• _Problem description_:
In the material below, find each line holding the string "area" and copy it.

Source material start

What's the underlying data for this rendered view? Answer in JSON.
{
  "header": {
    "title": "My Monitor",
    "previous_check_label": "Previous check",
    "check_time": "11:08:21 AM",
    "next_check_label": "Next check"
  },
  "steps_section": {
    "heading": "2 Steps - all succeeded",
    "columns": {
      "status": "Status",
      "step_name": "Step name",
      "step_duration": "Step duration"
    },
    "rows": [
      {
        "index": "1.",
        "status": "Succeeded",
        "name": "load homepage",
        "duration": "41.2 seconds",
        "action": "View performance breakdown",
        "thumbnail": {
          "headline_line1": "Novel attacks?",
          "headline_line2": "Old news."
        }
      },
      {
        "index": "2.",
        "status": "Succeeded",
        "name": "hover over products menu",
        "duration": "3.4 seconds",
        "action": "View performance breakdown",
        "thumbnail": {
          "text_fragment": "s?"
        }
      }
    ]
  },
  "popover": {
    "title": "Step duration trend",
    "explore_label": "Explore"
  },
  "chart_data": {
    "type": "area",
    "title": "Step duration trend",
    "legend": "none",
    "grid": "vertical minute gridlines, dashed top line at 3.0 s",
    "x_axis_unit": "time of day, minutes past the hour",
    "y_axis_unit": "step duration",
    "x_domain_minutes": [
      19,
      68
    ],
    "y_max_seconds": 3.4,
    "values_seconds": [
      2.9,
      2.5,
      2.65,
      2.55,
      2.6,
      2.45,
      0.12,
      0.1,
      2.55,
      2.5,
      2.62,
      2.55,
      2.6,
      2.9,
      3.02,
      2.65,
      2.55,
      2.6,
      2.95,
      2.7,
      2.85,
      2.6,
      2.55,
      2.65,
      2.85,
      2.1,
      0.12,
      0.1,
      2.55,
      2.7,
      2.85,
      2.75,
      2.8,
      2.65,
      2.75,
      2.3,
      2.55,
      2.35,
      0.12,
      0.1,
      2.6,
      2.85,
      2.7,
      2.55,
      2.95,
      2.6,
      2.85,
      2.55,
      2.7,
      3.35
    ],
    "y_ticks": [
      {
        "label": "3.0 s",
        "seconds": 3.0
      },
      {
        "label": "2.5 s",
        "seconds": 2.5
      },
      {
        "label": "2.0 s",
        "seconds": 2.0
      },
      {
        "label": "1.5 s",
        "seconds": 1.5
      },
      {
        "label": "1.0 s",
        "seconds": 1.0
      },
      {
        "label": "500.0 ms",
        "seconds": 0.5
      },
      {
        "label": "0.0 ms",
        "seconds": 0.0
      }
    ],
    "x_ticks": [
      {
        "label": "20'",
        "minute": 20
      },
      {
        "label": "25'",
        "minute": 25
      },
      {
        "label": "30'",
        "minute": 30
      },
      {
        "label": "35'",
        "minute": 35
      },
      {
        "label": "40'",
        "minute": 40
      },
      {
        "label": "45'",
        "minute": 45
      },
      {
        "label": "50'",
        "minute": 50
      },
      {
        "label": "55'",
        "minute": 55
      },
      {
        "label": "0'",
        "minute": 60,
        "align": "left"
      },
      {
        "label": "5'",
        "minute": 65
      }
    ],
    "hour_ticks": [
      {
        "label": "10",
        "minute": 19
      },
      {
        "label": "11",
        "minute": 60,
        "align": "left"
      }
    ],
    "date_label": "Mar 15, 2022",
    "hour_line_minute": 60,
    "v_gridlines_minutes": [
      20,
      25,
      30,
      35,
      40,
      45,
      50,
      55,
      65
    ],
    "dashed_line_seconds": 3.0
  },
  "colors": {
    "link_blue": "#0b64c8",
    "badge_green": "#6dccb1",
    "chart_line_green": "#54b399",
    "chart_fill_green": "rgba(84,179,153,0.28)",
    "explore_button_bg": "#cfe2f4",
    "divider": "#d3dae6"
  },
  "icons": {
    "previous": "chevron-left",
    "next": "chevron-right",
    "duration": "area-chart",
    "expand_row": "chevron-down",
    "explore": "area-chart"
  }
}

Source material end

• _Answer to the problem_:
    "type": "area",
    "duration": "area-chart",
    "explore": "area-chart"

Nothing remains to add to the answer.